■ **Aim of the task**: Sort through the entries below and pull out lines containing the word "Introduction".

■ **Recorded information**:
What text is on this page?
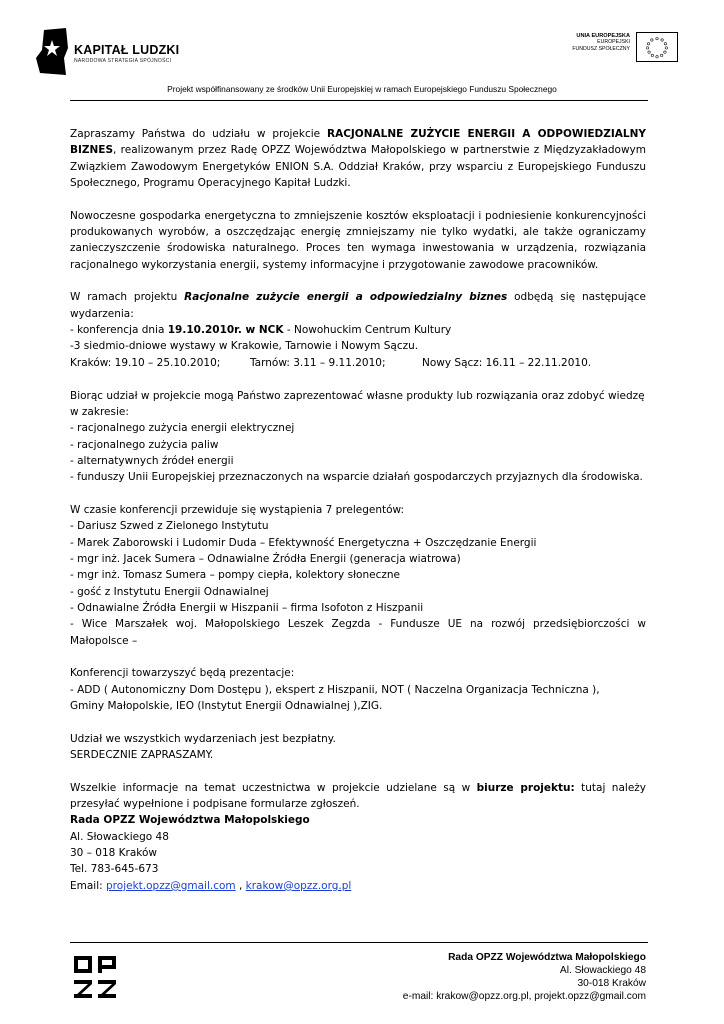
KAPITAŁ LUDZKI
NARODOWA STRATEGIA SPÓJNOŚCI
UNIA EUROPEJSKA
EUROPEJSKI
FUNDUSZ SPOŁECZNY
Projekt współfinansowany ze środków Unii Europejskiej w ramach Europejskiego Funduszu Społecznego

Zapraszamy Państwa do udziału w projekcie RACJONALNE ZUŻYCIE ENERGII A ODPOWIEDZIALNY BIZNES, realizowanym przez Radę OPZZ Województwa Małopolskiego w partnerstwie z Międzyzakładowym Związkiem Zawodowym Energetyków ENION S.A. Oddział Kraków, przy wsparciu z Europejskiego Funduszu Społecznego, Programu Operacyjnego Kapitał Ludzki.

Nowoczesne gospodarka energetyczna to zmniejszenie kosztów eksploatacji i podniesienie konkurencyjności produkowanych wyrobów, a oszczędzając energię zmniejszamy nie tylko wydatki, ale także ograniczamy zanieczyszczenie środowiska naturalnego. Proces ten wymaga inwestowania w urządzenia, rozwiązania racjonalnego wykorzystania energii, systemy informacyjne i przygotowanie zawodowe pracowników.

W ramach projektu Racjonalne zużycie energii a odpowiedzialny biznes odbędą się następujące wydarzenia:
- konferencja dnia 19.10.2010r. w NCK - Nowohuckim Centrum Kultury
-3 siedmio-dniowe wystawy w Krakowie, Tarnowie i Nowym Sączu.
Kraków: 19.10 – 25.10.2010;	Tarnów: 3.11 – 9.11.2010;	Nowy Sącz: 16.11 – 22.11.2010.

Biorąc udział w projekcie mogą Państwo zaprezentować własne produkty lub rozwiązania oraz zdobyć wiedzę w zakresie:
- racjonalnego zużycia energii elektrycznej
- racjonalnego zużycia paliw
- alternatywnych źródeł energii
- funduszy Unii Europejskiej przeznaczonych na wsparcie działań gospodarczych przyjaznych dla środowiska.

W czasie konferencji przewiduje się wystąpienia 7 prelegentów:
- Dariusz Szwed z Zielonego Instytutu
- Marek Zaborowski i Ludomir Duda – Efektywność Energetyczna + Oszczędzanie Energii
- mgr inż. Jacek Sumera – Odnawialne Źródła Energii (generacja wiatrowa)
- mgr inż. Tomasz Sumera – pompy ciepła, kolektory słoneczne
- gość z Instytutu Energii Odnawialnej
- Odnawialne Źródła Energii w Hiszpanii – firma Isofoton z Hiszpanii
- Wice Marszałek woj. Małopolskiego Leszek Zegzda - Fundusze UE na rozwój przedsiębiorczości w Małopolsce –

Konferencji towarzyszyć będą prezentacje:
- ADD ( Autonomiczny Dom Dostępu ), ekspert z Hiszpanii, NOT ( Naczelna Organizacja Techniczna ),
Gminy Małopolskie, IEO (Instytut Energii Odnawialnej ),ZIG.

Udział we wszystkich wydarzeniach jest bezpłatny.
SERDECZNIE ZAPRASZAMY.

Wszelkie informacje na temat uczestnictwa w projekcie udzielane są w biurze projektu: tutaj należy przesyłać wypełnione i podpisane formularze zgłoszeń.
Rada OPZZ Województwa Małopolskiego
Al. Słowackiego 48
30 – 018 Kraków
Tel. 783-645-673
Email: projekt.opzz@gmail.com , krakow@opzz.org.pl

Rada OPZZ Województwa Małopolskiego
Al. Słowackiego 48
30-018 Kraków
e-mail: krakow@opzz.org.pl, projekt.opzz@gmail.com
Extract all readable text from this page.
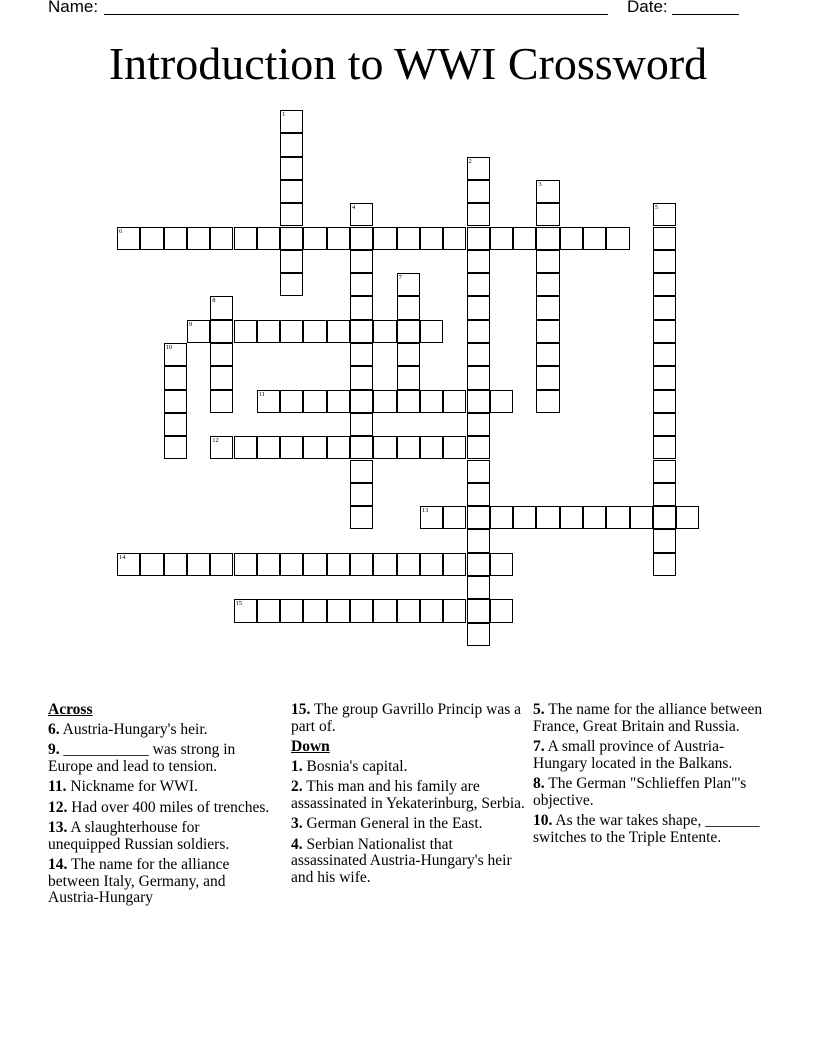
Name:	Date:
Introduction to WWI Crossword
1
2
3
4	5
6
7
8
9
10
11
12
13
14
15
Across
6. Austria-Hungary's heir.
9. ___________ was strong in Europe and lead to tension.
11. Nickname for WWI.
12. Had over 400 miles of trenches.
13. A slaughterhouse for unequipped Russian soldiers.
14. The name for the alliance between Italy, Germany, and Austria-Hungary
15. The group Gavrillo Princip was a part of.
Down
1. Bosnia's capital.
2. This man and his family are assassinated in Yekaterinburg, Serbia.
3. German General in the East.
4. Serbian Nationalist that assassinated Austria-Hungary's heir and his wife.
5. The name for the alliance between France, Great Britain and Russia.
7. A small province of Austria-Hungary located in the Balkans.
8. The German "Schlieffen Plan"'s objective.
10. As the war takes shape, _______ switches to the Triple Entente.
* * *
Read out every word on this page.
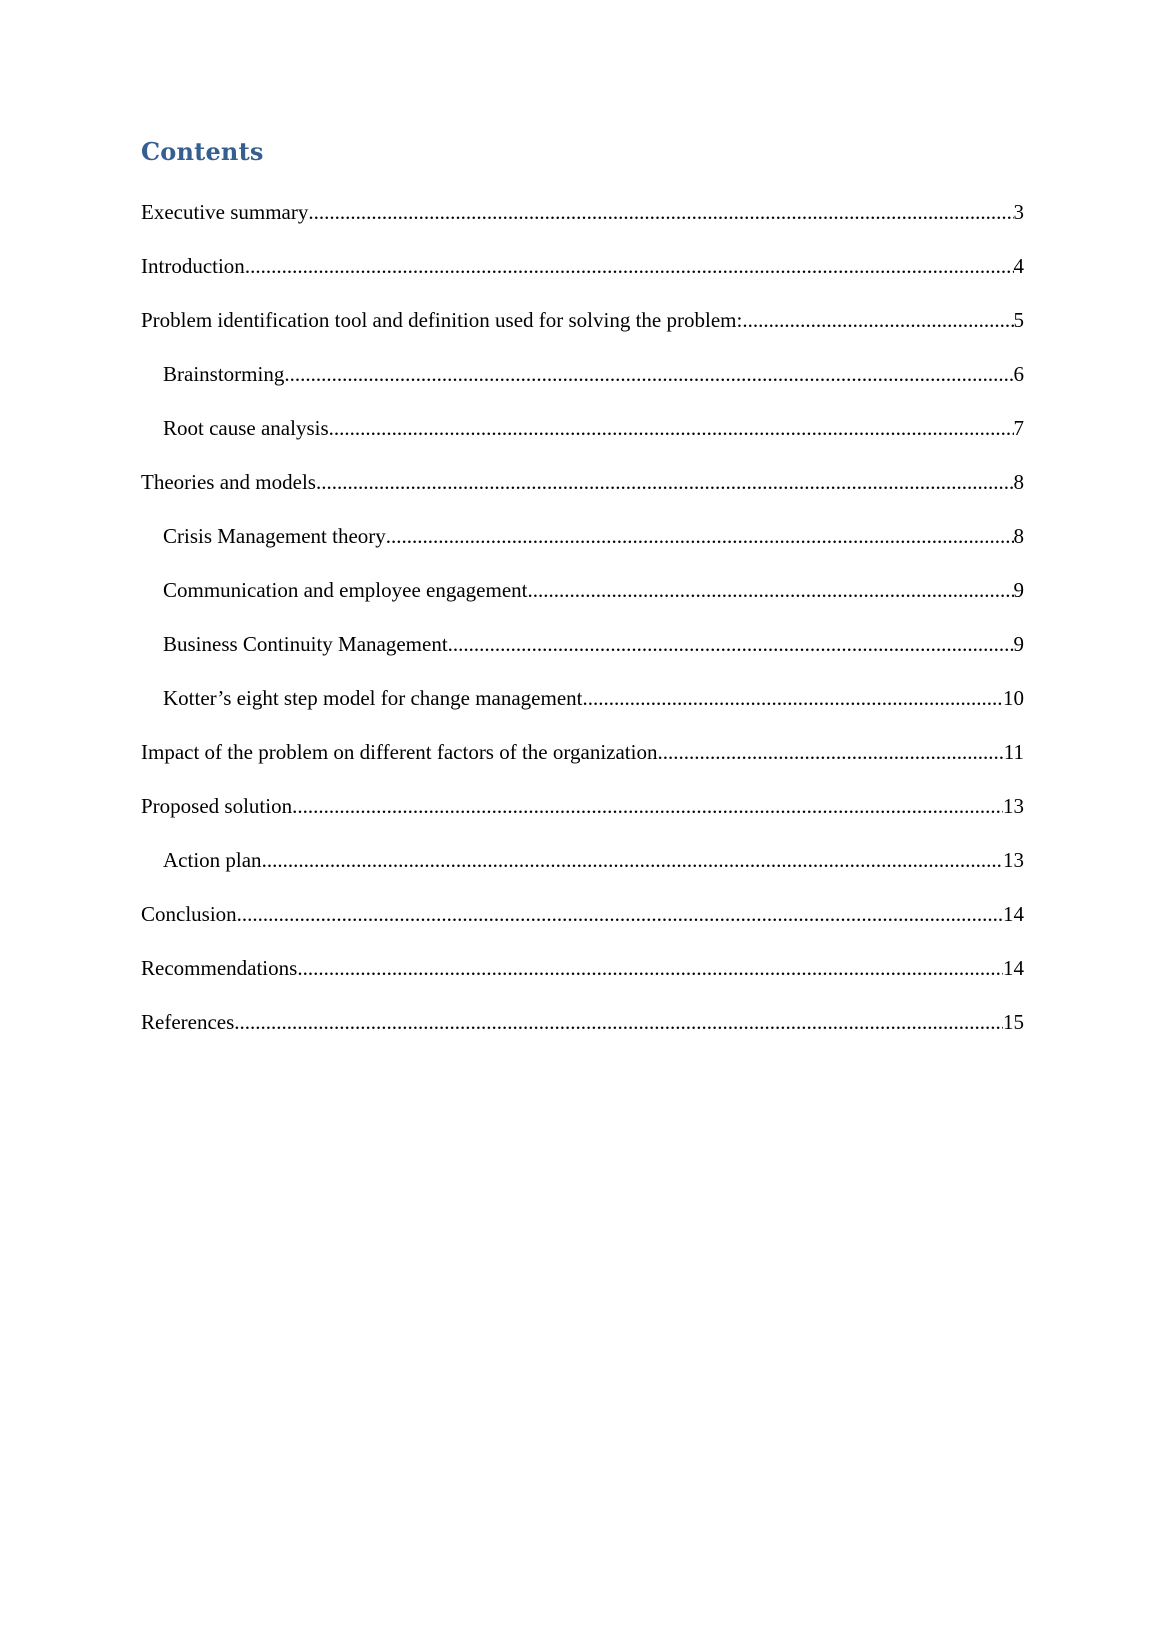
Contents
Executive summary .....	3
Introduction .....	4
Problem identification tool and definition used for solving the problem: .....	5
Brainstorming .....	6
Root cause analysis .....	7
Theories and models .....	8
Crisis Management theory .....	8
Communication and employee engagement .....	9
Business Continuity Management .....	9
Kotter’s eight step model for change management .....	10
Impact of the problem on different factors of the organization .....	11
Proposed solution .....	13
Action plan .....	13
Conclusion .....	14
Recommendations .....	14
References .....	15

■ **Task answer**:
Introduction to WWI Crossword
Introduction .....	4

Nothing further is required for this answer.